-------- The data

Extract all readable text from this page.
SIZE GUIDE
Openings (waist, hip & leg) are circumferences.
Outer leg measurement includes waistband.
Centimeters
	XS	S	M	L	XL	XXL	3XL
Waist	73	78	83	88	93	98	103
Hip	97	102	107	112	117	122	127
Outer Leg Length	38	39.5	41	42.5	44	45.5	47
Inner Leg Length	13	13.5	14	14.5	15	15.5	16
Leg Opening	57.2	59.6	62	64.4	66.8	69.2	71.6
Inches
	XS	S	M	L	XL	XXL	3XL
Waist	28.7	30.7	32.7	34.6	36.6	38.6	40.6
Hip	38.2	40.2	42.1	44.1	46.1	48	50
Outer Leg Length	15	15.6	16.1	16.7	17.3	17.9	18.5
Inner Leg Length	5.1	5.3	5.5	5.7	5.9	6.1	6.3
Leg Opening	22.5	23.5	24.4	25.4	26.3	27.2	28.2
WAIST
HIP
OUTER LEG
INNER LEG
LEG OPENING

----------------

▶ [What you have to do] Report the number of lines above that contain the word "Length", and only that number.

▶ [Exercise solution] 4